**WORK REQUIRED:** Each entry here needs to be set down again exactly, please; pictures are left out.

**DATA SECTION:**

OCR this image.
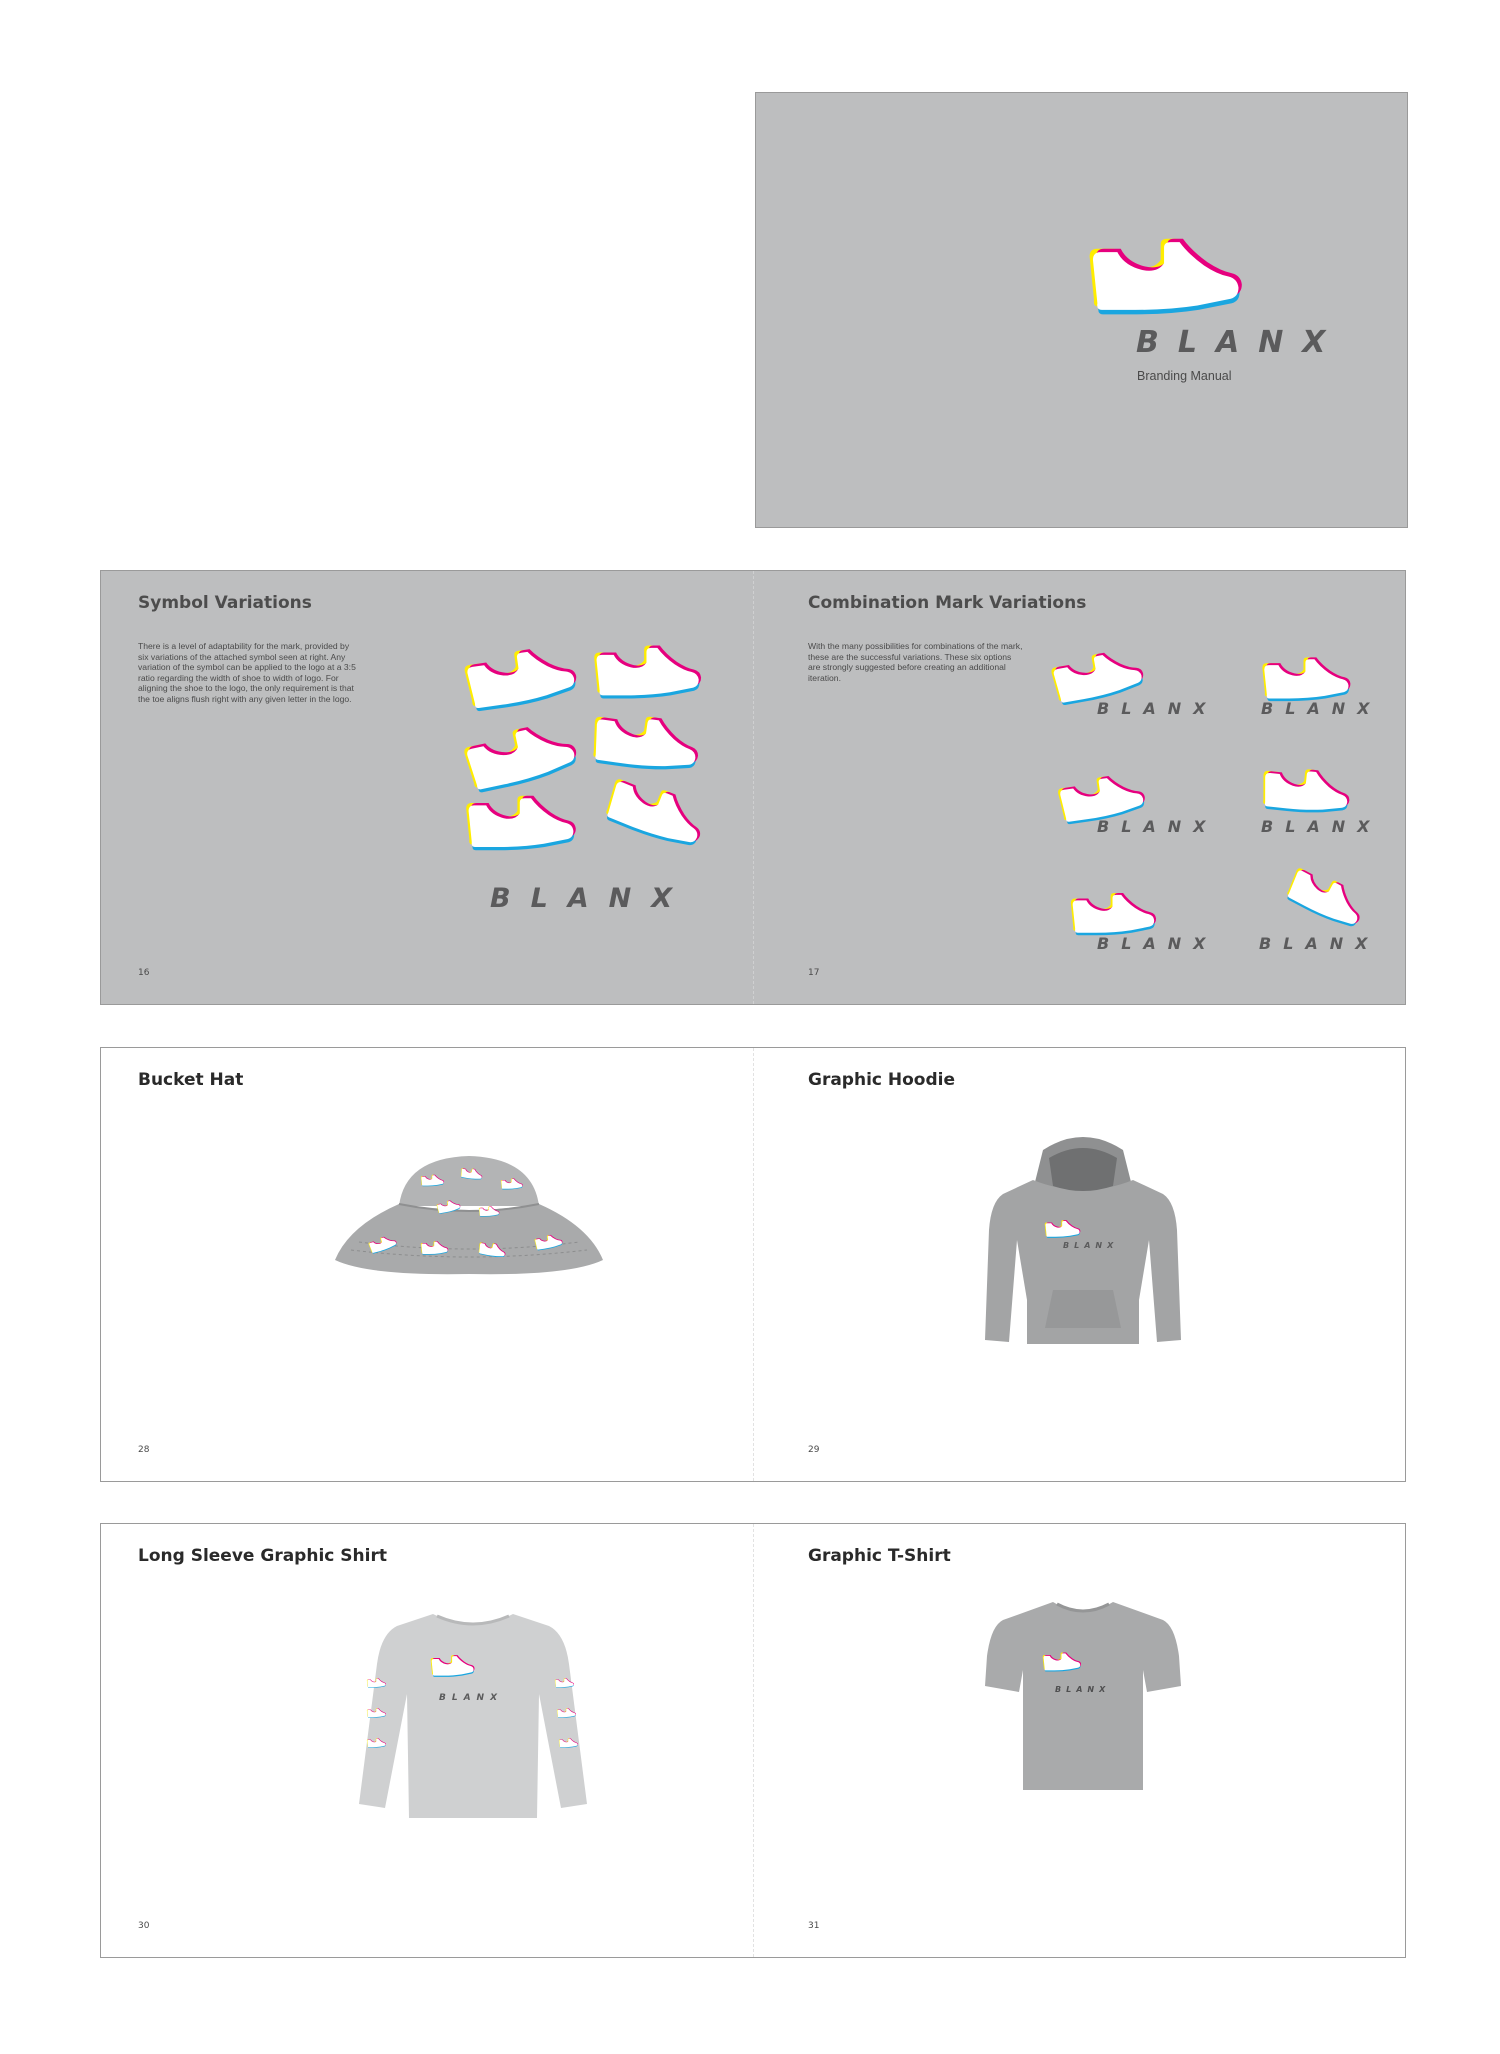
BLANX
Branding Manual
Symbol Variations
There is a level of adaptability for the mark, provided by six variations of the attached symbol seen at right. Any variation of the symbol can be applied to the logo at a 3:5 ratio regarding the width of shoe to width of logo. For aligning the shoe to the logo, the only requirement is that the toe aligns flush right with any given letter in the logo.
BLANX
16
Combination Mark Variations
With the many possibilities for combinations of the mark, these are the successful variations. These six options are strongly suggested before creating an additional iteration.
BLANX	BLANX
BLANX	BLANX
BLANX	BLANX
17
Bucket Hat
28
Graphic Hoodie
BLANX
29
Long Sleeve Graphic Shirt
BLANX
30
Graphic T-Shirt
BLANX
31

**SOLUTION FOR THIS PROBLEM:**
OCR this image.
BLANX
Branding Manual
Symbol Variations
There is a level of adaptability for the mark, provided by six variations of the attached symbol seen at right. Any variation of the symbol can be applied to the logo at a 3:5 ratio regarding the width of shoe to width of logo. For aligning the shoe to the logo, the only requirement is that the toe aligns flush right with any given letter in the logo.
BLANX
16
Combination Mark Variations
With the many possibilities for combinations of the mark, these are the successful variations. These six options are strongly suggested before creating an additional iteration.
BLANX	BLANX
BLANX	BLANX
BLANX	BLANX
17
Bucket Hat
28
Graphic Hoodie
BLANX
29
Long Sleeve Graphic Shirt
BLANX
30
Graphic T-Shirt
BLANX
31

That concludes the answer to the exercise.